:: Task to carry out ::
Reproduce all entries verbatim, with nothing added or dropped.

(Data items)
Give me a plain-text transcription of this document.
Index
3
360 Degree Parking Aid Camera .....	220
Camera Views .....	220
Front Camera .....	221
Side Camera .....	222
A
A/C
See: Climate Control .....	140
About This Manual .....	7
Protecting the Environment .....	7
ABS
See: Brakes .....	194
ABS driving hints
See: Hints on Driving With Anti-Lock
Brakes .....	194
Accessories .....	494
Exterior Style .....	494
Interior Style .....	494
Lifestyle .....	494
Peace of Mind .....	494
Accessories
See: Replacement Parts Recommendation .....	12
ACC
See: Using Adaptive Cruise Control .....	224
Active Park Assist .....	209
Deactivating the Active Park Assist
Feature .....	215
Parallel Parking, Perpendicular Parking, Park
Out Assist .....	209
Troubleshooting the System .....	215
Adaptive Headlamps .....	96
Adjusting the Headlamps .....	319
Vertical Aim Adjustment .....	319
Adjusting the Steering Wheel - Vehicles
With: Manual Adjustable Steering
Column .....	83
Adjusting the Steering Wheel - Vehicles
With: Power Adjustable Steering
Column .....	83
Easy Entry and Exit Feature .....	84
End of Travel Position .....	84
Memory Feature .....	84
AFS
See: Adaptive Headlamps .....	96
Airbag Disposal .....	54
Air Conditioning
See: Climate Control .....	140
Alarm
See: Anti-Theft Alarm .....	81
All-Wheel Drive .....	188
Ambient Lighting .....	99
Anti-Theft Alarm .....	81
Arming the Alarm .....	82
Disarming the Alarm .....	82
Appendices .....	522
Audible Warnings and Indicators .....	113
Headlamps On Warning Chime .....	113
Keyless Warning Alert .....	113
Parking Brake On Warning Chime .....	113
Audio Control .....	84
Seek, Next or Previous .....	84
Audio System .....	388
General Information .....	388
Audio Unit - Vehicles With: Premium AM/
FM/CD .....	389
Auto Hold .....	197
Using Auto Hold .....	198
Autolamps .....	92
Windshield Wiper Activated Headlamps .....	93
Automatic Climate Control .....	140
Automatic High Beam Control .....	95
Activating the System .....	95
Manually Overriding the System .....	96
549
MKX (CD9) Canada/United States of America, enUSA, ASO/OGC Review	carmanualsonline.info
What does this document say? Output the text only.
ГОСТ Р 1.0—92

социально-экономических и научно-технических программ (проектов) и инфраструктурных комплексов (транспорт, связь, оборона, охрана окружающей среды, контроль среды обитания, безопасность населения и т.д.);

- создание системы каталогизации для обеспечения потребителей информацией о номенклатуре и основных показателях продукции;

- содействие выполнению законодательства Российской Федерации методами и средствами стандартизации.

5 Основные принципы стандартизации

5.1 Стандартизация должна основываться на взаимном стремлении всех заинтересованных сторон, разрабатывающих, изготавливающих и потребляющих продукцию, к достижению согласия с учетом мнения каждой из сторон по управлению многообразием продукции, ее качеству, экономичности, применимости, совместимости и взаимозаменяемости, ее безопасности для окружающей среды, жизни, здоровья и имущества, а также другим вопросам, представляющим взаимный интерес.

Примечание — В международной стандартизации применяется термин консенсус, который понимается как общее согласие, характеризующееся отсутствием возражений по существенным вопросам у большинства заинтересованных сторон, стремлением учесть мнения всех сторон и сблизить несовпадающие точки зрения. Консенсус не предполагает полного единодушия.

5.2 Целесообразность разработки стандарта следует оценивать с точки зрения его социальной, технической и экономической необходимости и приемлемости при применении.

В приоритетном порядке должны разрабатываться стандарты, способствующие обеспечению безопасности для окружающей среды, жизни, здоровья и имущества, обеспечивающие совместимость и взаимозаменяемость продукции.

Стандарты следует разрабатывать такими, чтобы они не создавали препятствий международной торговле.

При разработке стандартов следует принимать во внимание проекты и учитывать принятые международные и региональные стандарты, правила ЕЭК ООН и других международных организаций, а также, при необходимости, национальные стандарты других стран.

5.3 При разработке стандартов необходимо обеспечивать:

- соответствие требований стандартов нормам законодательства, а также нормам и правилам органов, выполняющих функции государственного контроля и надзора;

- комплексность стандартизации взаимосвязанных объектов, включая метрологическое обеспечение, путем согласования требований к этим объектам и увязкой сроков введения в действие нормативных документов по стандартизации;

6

:: Answer to the task ::
Give me a plain-text transcription of this document.
Index
3
360 Degree Parking Aid Camera .....	220
Camera Views .....	220
Front Camera .....	221
Side Camera .....	222
A
A/C
See: Climate Control .....	140
About This Manual .....	7
Protecting the Environment .....	7
ABS
See: Brakes .....	194
ABS driving hints
See: Hints on Driving With Anti-Lock
Brakes .....	194
Accessories .....	494
Exterior Style .....	494
Interior Style .....	494
Lifestyle .....	494
Peace of Mind .....	494
Accessories
See: Replacement Parts Recommendation .....	12
ACC
See: Using Adaptive Cruise Control .....	224
Active Park Assist .....	209
Deactivating the Active Park Assist
Feature .....	215
Parallel Parking, Perpendicular Parking, Park
Out Assist .....	209
Troubleshooting the System .....	215
Adaptive Headlamps .....	96
Adjusting the Headlamps .....	319
Vertical Aim Adjustment .....	319
Adjusting the Steering Wheel - Vehicles
With: Manual Adjustable Steering
Column .....	83
Adjusting the Steering Wheel - Vehicles
With: Power Adjustable Steering
Column .....	83
Easy Entry and Exit Feature .....	84
End of Travel Position .....	84
Memory Feature .....	84
AFS
See: Adaptive Headlamps .....	96
Airbag Disposal .....	54
Air Conditioning
See: Climate Control .....	140
Alarm
See: Anti-Theft Alarm .....	81
All-Wheel Drive .....	188
Ambient Lighting .....	99
Anti-Theft Alarm .....	81
Arming the Alarm .....	82
Disarming the Alarm .....	82
Appendices .....	522
Audible Warnings and Indicators .....	113
Headlamps On Warning Chime .....	113
Keyless Warning Alert .....	113
Parking Brake On Warning Chime .....	113
Audio Control .....	84
Seek, Next or Previous .....	84
Audio System .....	388
General Information .....	388
Audio Unit - Vehicles With: Premium AM/
FM/CD .....	389
Auto Hold .....	197
Using Auto Hold .....	198
Autolamps .....	92
Windshield Wiper Activated Headlamps .....	93
Automatic Climate Control .....	140
Automatic High Beam Control .....	95
Activating the System .....	95
Manually Overriding the System .....	96
549
MKX (CD9) Canada/United States of America, enUSA, ASO/OGC Review	carmanualsonline.info
What does this document say? Output the text only.
ГОСТ Р 1.0—92

социально-экономических и научно-технических программ (проектов) и инфраструктурных комплексов (транспорт, связь, оборона, охрана окружающей среды, контроль среды обитания, безопасность населения и т.д.);

- создание системы каталогизации для обеспечения потребителей информацией о номенклатуре и основных показателях продукции;

- содействие выполнению законодательства Российской Федерации методами и средствами стандартизации.

5 Основные принципы стандартизации

5.1 Стандартизация должна основываться на взаимном стремлении всех заинтересованных сторон, разрабатывающих, изготавливающих и потребляющих продукцию, к достижению согласия с учетом мнения каждой из сторон по управлению многообразием продукции, ее качеству, экономичности, применимости, совместимости и взаимозаменяемости, ее безопасности для окружающей среды, жизни, здоровья и имущества, а также другим вопросам, представляющим взаимный интерес.

Примечание — В международной стандартизации применяется термин консенсус, который понимается как общее согласие, характеризующееся отсутствием возражений по существенным вопросам у большинства заинтересованных сторон, стремлением учесть мнения всех сторон и сблизить несовпадающие точки зрения. Консенсус не предполагает полного единодушия.

5.2 Целесообразность разработки стандарта следует оценивать с точки зрения его социальной, технической и экономической необходимости и приемлемости при применении.

В приоритетном порядке должны разрабатываться стандарты, способствующие обеспечению безопасности для окружающей среды, жизни, здоровья и имущества, обеспечивающие совместимость и взаимозаменяемость продукции.

Стандарты следует разрабатывать такими, чтобы они не создавали препятствий международной торговле.

При разработке стандартов следует принимать во внимание проекты и учитывать принятые международные и региональные стандарты, правила ЕЭК ООН и других международных организаций, а также, при необходимости, национальные стандарты других стран.

5.3 При разработке стандартов необходимо обеспечивать:

- соответствие требований стандартов нормам законодательства, а также нормам и правилам органов, выполняющих функции государственного контроля и надзора;

- комплексность стандартизации взаимосвязанных объектов, включая метрологическое обеспечение, путем согласования требований к этим объектам и увязкой сроков введения в действие нормативных документов по стандартизации;

6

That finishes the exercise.